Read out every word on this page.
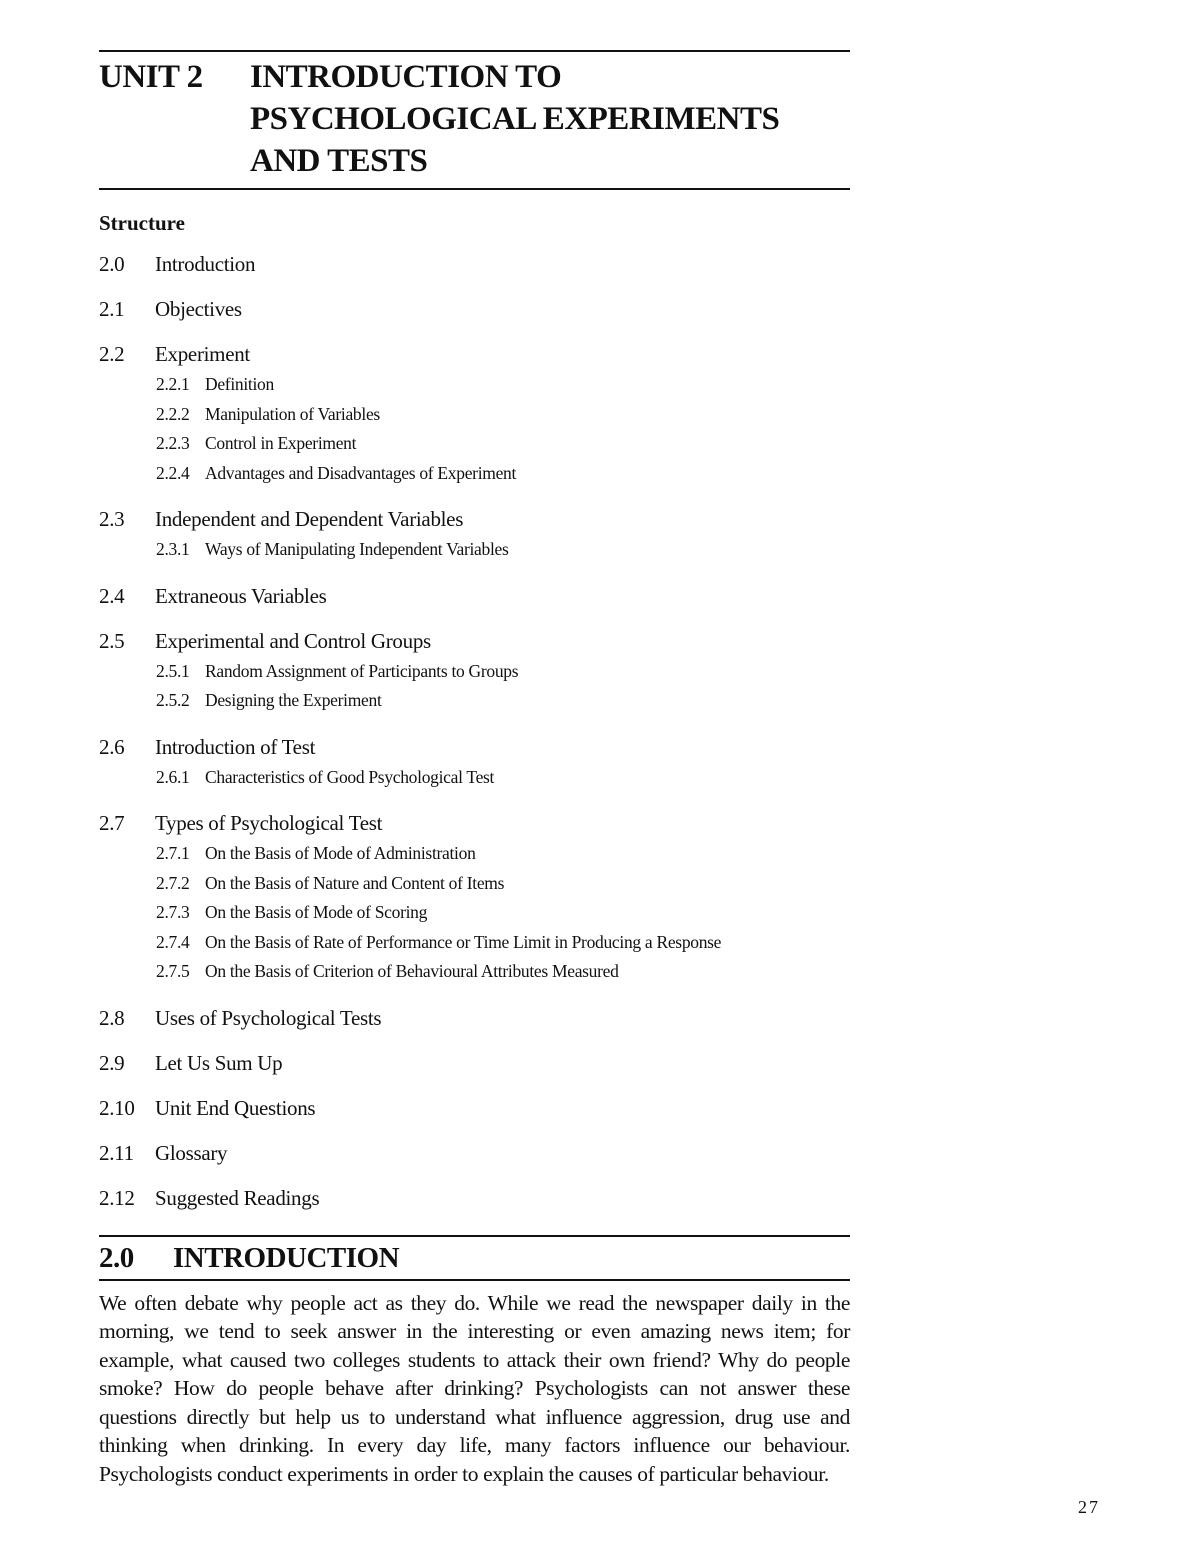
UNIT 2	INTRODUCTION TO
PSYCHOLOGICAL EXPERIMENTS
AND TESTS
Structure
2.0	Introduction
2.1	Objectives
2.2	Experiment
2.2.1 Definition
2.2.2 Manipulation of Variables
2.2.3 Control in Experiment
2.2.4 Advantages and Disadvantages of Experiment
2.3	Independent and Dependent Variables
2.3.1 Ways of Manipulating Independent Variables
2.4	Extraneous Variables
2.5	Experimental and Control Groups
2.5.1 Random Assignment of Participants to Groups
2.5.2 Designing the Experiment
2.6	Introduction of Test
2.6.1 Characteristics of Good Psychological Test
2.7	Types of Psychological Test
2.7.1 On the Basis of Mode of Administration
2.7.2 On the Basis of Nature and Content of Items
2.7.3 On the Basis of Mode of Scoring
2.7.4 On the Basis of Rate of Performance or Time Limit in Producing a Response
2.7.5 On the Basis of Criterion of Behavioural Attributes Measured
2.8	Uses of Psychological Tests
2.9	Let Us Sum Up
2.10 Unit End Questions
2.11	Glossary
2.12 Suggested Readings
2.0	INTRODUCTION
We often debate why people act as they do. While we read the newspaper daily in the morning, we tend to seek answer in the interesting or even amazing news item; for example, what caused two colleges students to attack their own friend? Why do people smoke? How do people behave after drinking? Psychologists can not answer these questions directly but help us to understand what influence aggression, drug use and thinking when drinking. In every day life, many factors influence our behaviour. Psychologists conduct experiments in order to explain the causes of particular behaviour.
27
☆ ☆ ☆ ☆ ☆ ☆ ☆
Transcribe all entries above exactly. Drop the pictures.

▶ _Answer in full_:
Read out every word on this page.
UNIT 2	INTRODUCTION TO
PSYCHOLOGICAL EXPERIMENTS
AND TESTS
Structure
2.0	Introduction
2.1	Objectives
2.2	Experiment
2.2.1 Definition
2.2.2 Manipulation of Variables
2.2.3 Control in Experiment
2.2.4 Advantages and Disadvantages of Experiment
2.3	Independent and Dependent Variables
2.3.1 Ways of Manipulating Independent Variables
2.4	Extraneous Variables
2.5	Experimental and Control Groups
2.5.1 Random Assignment of Participants to Groups
2.5.2 Designing the Experiment
2.6	Introduction of Test
2.6.1 Characteristics of Good Psychological Test
2.7	Types of Psychological Test
2.7.1 On the Basis of Mode of Administration
2.7.2 On the Basis of Nature and Content of Items
2.7.3 On the Basis of Mode of Scoring
2.7.4 On the Basis of Rate of Performance or Time Limit in Producing a Response
2.7.5 On the Basis of Criterion of Behavioural Attributes Measured
2.8	Uses of Psychological Tests
2.9	Let Us Sum Up
2.10 Unit End Questions
2.11	Glossary
2.12 Suggested Readings
2.0	INTRODUCTION
We often debate why people act as they do. While we read the newspaper daily in the morning, we tend to seek answer in the interesting or even amazing news item; for example, what caused two colleges students to attack their own friend? Why do people smoke? How do people behave after drinking? Psychologists can not answer these questions directly but help us to understand what influence aggression, drug use and thinking when drinking. In every day life, many factors influence our behaviour. Psychologists conduct experiments in order to explain the causes of particular behaviour.
27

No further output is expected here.